Retype all of the entries word for word.

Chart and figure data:
___
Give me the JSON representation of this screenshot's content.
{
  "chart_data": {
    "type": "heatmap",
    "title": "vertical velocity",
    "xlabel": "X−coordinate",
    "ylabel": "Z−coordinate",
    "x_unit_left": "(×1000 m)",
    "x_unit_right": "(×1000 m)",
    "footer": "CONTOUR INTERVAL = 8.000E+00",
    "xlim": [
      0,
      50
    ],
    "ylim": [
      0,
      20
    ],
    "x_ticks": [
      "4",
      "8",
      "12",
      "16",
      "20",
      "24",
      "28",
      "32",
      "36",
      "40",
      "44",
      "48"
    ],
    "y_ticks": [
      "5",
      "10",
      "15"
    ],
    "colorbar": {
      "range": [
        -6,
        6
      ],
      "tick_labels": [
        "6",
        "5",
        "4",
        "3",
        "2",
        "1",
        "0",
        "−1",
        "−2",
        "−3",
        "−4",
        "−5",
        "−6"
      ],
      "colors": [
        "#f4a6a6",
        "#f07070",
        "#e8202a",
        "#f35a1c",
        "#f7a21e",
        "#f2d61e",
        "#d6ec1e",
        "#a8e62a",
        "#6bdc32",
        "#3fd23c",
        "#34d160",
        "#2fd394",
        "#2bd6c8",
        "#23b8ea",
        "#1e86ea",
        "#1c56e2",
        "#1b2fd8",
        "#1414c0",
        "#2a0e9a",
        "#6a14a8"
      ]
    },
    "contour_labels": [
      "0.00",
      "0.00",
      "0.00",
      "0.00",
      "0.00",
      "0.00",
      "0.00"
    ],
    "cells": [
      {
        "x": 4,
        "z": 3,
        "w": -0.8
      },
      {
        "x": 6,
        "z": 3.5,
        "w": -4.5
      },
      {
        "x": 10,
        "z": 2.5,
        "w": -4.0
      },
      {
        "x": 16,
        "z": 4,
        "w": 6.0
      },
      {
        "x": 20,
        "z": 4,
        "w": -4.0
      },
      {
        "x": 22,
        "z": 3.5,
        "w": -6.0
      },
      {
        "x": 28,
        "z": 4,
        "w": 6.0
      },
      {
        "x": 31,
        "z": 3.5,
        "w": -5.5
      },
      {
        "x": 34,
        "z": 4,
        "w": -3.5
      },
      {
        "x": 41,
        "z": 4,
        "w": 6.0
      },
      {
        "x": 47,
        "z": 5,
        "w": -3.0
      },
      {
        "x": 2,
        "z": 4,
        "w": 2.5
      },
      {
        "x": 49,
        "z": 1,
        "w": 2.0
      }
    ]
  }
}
___
▶ **Solution**
Give me the JSON representation of this screenshot's content.
{
  "chart_data": {
    "type": "heatmap",
    "title": "vertical velocity",
    "xlabel": "X−coordinate",
    "ylabel": "Z−coordinate",
    "x_unit_left": "(×1000 m)",
    "x_unit_right": "(×1000 m)",
    "footer": "CONTOUR INTERVAL = 8.000E+00",
    "xlim": [
      0,
      50
    ],
    "ylim": [
      0,
      20
    ],
    "x_ticks": [
      "4",
      "8",
      "12",
      "16",
      "20",
      "24",
      "28",
      "32",
      "36",
      "40",
      "44",
      "48"
    ],
    "y_ticks": [
      "5",
      "10",
      "15"
    ],
    "colorbar": {
      "range": [
        -6,
        6
      ],
      "tick_labels": [
        "6",
        "5",
        "4",
        "3",
        "2",
        "1",
        "0",
        "−1",
        "−2",
        "−3",
        "−4",
        "−5",
        "−6"
      ],
      "colors": [
        "#f4a6a6",
        "#f07070",
        "#e8202a",
        "#f35a1c",
        "#f7a21e",
        "#f2d61e",
        "#d6ec1e",
        "#a8e62a",
        "#6bdc32",
        "#3fd23c",
        "#34d160",
        "#2fd394",
        "#2bd6c8",
        "#23b8ea",
        "#1e86ea",
        "#1c56e2",
        "#1b2fd8",
        "#1414c0",
        "#2a0e9a",
        "#6a14a8"
      ]
    },
    "contour_labels": [
      "0.00",
      "0.00",
      "0.00",
      "0.00",
      "0.00",
      "0.00",
      "0.00"
    ],
    "cells": [
      {
        "x": 4,
        "z": 3,
        "w": -0.8
      },
      {
        "x": 6,
        "z": 3.5,
        "w": -4.5
      },
      {
        "x": 10,
        "z": 2.5,
        "w": -4.0
      },
      {
        "x": 16,
        "z": 4,
        "w": 6.0
      },
      {
        "x": 20,
        "z": 4,
        "w": -4.0
      },
      {
        "x": 22,
        "z": 3.5,
        "w": -6.0
      },
      {
        "x": 28,
        "z": 4,
        "w": 6.0
      },
      {
        "x": 31,
        "z": 3.5,
        "w": -5.5
      },
      {
        "x": 34,
        "z": 4,
        "w": -3.5
      },
      {
        "x": 41,
        "z": 4,
        "w": 6.0
      },
      {
        "x": 47,
        "z": 5,
        "w": -3.0
      },
      {
        "x": 2,
        "z": 4,
        "w": 2.5
      },
      {
        "x": 49,
        "z": 1,
        "w": 2.0
      }
    ]
  }
}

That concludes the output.